## Exercise objective:
All of the material below is to be retyped exactly.

## Data entries:
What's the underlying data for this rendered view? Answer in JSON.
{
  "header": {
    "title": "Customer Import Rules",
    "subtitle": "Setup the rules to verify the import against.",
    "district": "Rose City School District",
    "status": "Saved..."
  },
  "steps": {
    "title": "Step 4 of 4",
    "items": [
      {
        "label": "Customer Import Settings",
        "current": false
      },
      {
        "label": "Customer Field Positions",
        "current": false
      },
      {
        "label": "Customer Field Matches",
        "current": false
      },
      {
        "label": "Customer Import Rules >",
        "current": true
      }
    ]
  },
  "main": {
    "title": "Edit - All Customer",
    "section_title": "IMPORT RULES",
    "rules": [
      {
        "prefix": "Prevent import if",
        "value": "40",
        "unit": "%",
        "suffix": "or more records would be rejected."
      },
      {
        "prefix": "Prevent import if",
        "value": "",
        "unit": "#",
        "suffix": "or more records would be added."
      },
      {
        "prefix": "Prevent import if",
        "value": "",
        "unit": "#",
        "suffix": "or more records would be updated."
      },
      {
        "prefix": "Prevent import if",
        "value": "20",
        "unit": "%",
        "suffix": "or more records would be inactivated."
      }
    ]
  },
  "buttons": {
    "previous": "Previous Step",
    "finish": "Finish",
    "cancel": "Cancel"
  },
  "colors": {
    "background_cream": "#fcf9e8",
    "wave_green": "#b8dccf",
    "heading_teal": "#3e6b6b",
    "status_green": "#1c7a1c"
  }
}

## Written answer:
What's the underlying data for this rendered view? Answer in JSON.
{
  "header": {
    "title": "Customer Import Rules",
    "subtitle": "Setup the rules to verify the import against.",
    "district": "Rose City School District",
    "status": "Saved..."
  },
  "steps": {
    "title": "Step 4 of 4",
    "items": [
      {
        "label": "Customer Import Settings",
        "current": false
      },
      {
        "label": "Customer Field Positions",
        "current": false
      },
      {
        "label": "Customer Field Matches",
        "current": false
      },
      {
        "label": "Customer Import Rules >",
        "current": true
      }
    ]
  },
  "main": {
    "title": "Edit - All Customer",
    "section_title": "IMPORT RULES",
    "rules": [
      {
        "prefix": "Prevent import if",
        "value": "40",
        "unit": "%",
        "suffix": "or more records would be rejected."
      },
      {
        "prefix": "Prevent import if",
        "value": "",
        "unit": "#",
        "suffix": "or more records would be added."
      },
      {
        "prefix": "Prevent import if",
        "value": "",
        "unit": "#",
        "suffix": "or more records would be updated."
      },
      {
        "prefix": "Prevent import if",
        "value": "20",
        "unit": "%",
        "suffix": "or more records would be inactivated."
      }
    ]
  },
  "buttons": {
    "previous": "Previous Step",
    "finish": "Finish",
    "cancel": "Cancel"
  },
  "colors": {
    "background_cream": "#fcf9e8",
    "wave_green": "#b8dccf",
    "heading_teal": "#3e6b6b",
    "status_green": "#1c7a1c"
  }
}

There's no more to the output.